CONSIGNE: Dans le texte sur les élections en Espagne, recopiez mot pour mot tout ce qui va de « Les élections générales » jusqu'à « deçà des attentes. ».

EXTRAIT DU TEXTE:
_ _ _ _ _ _ _
Mariano Rajoy vient de prendre jeudi dernier les rênes d’une Espagne en pleine crise.
Un article d’open Europe
Le roi Juan Carlos serre la main du nouveau Premier ministre Mariano Rajoy lors de la cérémonie officielle de passation du pouvoir.
Les élections générales d’il y a quelques semaines en Espagne ont vu le Partido Popular de centre-droit remporter une victoire écrasante et sécuriser une majorité absolue dans les deux chambres du parlement espagnol (avec 186 des 350 députés et 130 sénateurs sur 208). La victoire était largement attendue, bien que même les sondages n’avaient pas vraiment prévu une telle contre-performance du parti socialiste sortant, qui a perdu à l’assemblée, au moins de 5 à 10 sièges en deçà des attentes.
Malgré la vague de protestations contre l’establishment politique en Espagne organisé par le mouvement indignados, le taux de participation était resté assez élevé (71,69%, en baisse par rapport aux 75,32% de 2008), bien que le nombre de bulletins nuls avaient doublé, passant de 0,64% à 1,29%.
_ _ _ _ _ _ _
LIGNES DE DONNÉES:
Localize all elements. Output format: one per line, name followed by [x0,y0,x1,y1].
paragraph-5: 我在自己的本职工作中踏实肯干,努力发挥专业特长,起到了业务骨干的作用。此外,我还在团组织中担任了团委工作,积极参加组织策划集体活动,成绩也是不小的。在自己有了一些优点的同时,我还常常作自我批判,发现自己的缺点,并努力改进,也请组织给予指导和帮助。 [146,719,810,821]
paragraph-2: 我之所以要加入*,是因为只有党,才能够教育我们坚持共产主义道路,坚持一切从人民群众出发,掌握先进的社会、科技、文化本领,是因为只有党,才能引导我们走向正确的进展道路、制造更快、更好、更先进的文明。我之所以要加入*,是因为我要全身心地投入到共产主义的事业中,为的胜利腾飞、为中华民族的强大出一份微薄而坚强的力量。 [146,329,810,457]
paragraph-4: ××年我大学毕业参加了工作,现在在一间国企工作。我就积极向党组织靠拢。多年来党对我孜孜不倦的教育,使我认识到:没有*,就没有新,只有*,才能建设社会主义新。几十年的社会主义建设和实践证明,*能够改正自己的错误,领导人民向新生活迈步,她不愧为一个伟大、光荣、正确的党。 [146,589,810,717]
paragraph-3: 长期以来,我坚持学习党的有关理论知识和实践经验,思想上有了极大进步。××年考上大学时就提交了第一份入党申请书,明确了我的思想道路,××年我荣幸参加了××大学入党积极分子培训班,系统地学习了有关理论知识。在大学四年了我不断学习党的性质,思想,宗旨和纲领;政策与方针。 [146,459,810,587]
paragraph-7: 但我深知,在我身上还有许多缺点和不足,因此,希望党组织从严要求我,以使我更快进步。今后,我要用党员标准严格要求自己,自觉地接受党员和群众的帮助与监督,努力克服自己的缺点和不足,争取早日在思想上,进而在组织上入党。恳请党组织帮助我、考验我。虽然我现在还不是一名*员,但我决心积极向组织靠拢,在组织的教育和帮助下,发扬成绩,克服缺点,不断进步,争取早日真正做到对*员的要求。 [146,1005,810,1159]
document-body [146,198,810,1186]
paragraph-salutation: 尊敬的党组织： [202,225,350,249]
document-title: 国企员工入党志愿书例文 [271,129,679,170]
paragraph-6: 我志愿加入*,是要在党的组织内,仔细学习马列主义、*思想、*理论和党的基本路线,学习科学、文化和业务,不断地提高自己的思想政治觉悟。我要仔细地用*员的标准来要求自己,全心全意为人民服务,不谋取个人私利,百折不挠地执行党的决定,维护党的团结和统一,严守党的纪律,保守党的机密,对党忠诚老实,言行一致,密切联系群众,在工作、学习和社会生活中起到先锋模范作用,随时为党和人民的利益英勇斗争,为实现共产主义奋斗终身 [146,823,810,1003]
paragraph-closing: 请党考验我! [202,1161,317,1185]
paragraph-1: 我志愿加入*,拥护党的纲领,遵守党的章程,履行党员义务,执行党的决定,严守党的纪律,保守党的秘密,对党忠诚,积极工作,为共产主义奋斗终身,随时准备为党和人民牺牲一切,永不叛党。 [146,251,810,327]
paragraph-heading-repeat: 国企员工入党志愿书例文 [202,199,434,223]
_ _ _ _ _ _ _
CORRIGÉ:
Les élections générales d’il y a quelques semaines en Espagne ont vu le Partido Popular de centre-droit remporter une victoire écrasante et sécuriser une majorité absolue dans les deux chambres du parlement espagnol (avec 186 des 350 députés et 130 sénateurs sur 208). La victoire était largement attendue, bien que même les sondages n’avaient pas vraiment prévu une telle contre-performance du parti socialiste sortant, qui a perdu à l’assemblée, au moins de 5 à 10 sièges en deçà des attentes.